(Dataset rows)
----

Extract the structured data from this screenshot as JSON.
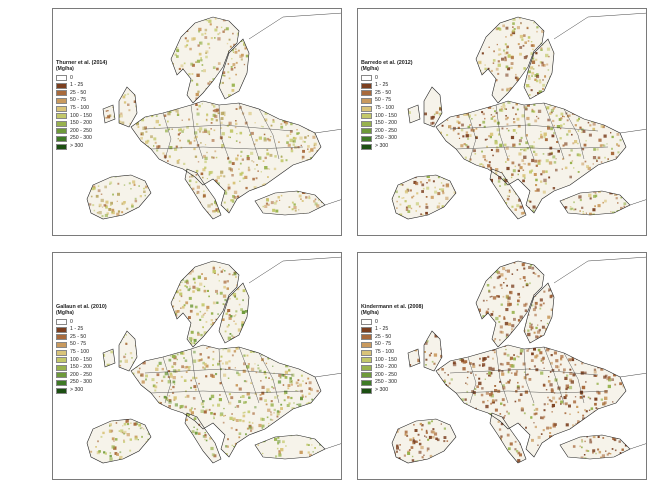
{
  "legend_classes": [
    {
      "label": "0",
      "color": "#ffffff"
    },
    {
      "label": "1 - 25",
      "color": "#7b3f1f"
    },
    {
      "label": "25 - 50",
      "color": "#a86a3c"
    },
    {
      "label": "50 - 75",
      "color": "#c99a5e"
    },
    {
      "label": "75 - 100",
      "color": "#d9c47a"
    },
    {
      "label": "100 - 150",
      "color": "#c3c86a"
    },
    {
      "label": "150 - 200",
      "color": "#98b24e"
    },
    {
      "label": "200 - 250",
      "color": "#6e9a3a"
    },
    {
      "label": "250 - 300",
      "color": "#3f7a26"
    },
    {
      "label": "> 300",
      "color": "#1c4f12"
    }
  ],
  "panels": [
    {
      "title": "Thurner et al. (2014)",
      "unit": "(Mg/ha)",
      "palette": [
        "#c3c86a",
        "#d9c47a",
        "#98b24e",
        "#b6a25c",
        "#a86a3c",
        "#c99a5e"
      ]
    },
    {
      "title": "Barredo et al. (2012)",
      "unit": "(Mg/ha)",
      "palette": [
        "#a86a3c",
        "#c99a5e",
        "#98b24e",
        "#c3c86a",
        "#7b3f1f",
        "#d9c47a"
      ]
    },
    {
      "title": "Gallaun et al. (2010)",
      "unit": "(Mg/ha)",
      "palette": [
        "#c3c86a",
        "#98b24e",
        "#d9c47a",
        "#a86a3c",
        "#6e9a3a",
        "#c99a5e"
      ]
    },
    {
      "title": "Kindermann et al. (2008)",
      "unit": "(Mg/ha)",
      "palette": [
        "#7b3f1f",
        "#a86a3c",
        "#c99a5e",
        "#98b24e",
        "#7b3f1f",
        "#a86a3c"
      ]
    }
  ]
}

----

#### [Goal of the exercise]
Each line above is to be copied verbatim. Drop any image from the copy.

#### [Exercise output]
Extract the structured data from this screenshot as JSON.
{
  "legend_classes": [
    {
      "label": "0",
      "color": "#ffffff"
    },
    {
      "label": "1 - 25",
      "color": "#7b3f1f"
    },
    {
      "label": "25 - 50",
      "color": "#a86a3c"
    },
    {
      "label": "50 - 75",
      "color": "#c99a5e"
    },
    {
      "label": "75 - 100",
      "color": "#d9c47a"
    },
    {
      "label": "100 - 150",
      "color": "#c3c86a"
    },
    {
      "label": "150 - 200",
      "color": "#98b24e"
    },
    {
      "label": "200 - 250",
      "color": "#6e9a3a"
    },
    {
      "label": "250 - 300",
      "color": "#3f7a26"
    },
    {
      "label": "> 300",
      "color": "#1c4f12"
    }
  ],
  "panels": [
    {
      "title": "Thurner et al. (2014)",
      "unit": "(Mg/ha)",
      "palette": [
        "#c3c86a",
        "#d9c47a",
        "#98b24e",
        "#b6a25c",
        "#a86a3c",
        "#c99a5e"
      ]
    },
    {
      "title": "Barredo et al. (2012)",
      "unit": "(Mg/ha)",
      "palette": [
        "#a86a3c",
        "#c99a5e",
        "#98b24e",
        "#c3c86a",
        "#7b3f1f",
        "#d9c47a"
      ]
    },
    {
      "title": "Gallaun et al. (2010)",
      "unit": "(Mg/ha)",
      "palette": [
        "#c3c86a",
        "#98b24e",
        "#d9c47a",
        "#a86a3c",
        "#6e9a3a",
        "#c99a5e"
      ]
    },
    {
      "title": "Kindermann et al. (2008)",
      "unit": "(Mg/ha)",
      "palette": [
        "#7b3f1f",
        "#a86a3c",
        "#c99a5e",
        "#98b24e",
        "#7b3f1f",
        "#a86a3c"
      ]
    }
  ]
}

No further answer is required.